▶ JOB
Would you pull out every line of the material that contains the string "icon"?

[Data items]
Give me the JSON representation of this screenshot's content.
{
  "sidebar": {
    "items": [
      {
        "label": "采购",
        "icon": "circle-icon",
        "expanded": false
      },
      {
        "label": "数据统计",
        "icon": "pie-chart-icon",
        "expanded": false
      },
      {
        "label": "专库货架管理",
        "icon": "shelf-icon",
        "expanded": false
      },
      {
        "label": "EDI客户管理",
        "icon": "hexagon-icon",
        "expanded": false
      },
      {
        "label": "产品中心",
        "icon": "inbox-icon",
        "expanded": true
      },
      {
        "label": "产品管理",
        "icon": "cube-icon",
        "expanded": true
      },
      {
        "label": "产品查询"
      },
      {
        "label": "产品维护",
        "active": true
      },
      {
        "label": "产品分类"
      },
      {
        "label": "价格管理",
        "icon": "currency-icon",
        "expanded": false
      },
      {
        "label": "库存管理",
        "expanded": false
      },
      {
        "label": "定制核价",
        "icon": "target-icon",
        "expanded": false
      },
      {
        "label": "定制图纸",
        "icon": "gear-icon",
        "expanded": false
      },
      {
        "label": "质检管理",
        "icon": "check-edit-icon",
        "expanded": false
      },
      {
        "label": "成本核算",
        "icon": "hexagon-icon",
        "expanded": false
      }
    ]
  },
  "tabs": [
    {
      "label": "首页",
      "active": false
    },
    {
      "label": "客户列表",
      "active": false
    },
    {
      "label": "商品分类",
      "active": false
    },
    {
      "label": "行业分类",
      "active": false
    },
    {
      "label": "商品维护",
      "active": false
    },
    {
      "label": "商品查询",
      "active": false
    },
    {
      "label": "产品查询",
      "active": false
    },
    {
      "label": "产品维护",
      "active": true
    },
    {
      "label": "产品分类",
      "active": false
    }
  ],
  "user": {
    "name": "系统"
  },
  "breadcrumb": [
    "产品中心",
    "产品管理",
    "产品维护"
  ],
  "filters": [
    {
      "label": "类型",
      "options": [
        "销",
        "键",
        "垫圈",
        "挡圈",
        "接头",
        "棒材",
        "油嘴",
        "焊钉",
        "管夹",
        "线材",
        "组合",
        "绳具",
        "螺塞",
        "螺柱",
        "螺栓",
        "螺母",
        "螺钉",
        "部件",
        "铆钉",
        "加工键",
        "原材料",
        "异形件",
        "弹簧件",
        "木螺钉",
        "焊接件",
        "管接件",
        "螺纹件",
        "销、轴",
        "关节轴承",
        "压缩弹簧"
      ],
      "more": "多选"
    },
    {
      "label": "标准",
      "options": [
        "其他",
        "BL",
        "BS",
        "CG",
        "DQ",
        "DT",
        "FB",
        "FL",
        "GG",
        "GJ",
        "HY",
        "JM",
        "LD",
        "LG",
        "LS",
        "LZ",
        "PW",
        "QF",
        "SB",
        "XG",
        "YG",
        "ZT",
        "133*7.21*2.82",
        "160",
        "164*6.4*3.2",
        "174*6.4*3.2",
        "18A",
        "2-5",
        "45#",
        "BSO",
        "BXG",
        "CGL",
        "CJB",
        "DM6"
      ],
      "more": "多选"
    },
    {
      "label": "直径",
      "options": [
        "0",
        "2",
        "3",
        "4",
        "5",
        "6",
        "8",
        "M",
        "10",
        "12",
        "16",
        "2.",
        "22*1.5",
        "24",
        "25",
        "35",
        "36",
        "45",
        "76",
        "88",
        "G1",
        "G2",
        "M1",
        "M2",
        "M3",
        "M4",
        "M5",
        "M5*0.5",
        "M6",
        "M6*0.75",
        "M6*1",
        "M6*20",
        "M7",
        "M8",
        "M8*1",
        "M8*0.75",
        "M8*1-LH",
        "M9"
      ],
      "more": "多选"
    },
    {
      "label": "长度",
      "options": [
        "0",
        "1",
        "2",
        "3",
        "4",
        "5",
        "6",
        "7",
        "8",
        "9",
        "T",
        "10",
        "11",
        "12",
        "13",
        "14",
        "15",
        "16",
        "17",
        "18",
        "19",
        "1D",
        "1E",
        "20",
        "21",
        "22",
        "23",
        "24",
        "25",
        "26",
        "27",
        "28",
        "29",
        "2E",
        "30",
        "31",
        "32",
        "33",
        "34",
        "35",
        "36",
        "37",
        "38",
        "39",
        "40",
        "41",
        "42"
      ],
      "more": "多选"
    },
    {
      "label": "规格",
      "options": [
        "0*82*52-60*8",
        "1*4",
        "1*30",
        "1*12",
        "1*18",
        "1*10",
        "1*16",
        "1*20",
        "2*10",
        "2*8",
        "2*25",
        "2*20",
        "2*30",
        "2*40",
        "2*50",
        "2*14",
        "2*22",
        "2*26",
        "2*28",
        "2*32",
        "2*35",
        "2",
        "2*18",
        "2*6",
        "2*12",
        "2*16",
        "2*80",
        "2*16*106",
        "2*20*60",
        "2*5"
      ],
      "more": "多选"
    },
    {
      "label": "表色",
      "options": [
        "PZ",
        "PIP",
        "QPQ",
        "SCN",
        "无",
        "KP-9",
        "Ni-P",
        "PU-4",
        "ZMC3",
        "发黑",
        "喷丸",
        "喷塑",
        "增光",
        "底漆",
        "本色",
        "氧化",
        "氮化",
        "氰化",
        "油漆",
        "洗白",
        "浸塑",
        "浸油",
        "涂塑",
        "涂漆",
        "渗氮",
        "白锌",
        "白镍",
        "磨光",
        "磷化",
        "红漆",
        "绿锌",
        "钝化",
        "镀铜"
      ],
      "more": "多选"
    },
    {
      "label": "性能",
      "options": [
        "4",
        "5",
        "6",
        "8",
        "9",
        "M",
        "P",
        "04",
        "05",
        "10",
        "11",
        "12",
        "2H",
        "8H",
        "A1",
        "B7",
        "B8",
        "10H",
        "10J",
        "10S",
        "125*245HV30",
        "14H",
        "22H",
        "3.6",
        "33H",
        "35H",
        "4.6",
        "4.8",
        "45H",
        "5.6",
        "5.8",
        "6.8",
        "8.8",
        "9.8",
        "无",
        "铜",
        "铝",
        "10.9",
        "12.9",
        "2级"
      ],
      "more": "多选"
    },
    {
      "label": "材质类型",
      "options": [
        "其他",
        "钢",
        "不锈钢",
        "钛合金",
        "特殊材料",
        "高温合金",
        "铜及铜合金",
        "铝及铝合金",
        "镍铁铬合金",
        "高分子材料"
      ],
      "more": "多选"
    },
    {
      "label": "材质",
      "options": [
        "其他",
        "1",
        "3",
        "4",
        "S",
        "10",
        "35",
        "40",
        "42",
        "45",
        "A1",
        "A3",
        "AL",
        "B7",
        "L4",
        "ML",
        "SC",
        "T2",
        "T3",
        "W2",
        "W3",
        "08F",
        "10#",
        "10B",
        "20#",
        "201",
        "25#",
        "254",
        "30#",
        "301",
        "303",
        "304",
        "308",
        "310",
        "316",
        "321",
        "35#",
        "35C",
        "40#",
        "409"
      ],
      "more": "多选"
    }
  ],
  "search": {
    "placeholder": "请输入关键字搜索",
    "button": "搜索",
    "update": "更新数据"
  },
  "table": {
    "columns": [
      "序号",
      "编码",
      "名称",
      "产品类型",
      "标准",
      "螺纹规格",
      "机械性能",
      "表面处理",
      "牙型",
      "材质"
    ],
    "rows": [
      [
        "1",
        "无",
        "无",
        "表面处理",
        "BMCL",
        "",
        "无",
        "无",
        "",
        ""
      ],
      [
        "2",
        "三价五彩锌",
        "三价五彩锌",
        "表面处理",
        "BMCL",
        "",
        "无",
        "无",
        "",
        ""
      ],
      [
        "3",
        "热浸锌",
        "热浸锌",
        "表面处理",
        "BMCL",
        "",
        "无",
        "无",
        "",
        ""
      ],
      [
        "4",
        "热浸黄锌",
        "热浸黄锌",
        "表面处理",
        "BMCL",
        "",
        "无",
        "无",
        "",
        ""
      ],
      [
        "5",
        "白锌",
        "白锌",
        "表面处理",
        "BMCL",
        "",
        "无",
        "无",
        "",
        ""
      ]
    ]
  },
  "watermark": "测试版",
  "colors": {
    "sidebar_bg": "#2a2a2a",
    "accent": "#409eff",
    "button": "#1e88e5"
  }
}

▶ SOLUTION
        "icon": "circle-icon",
        "icon": "pie-chart-icon",
        "icon": "shelf-icon",
        "icon": "hexagon-icon",
        "icon": "inbox-icon",
        "icon": "cube-icon",
        "icon": "currency-icon",
        "icon": "target-icon",
        "icon": "gear-icon",
        "icon": "check-edit-icon",
        "icon": "hexagon-icon",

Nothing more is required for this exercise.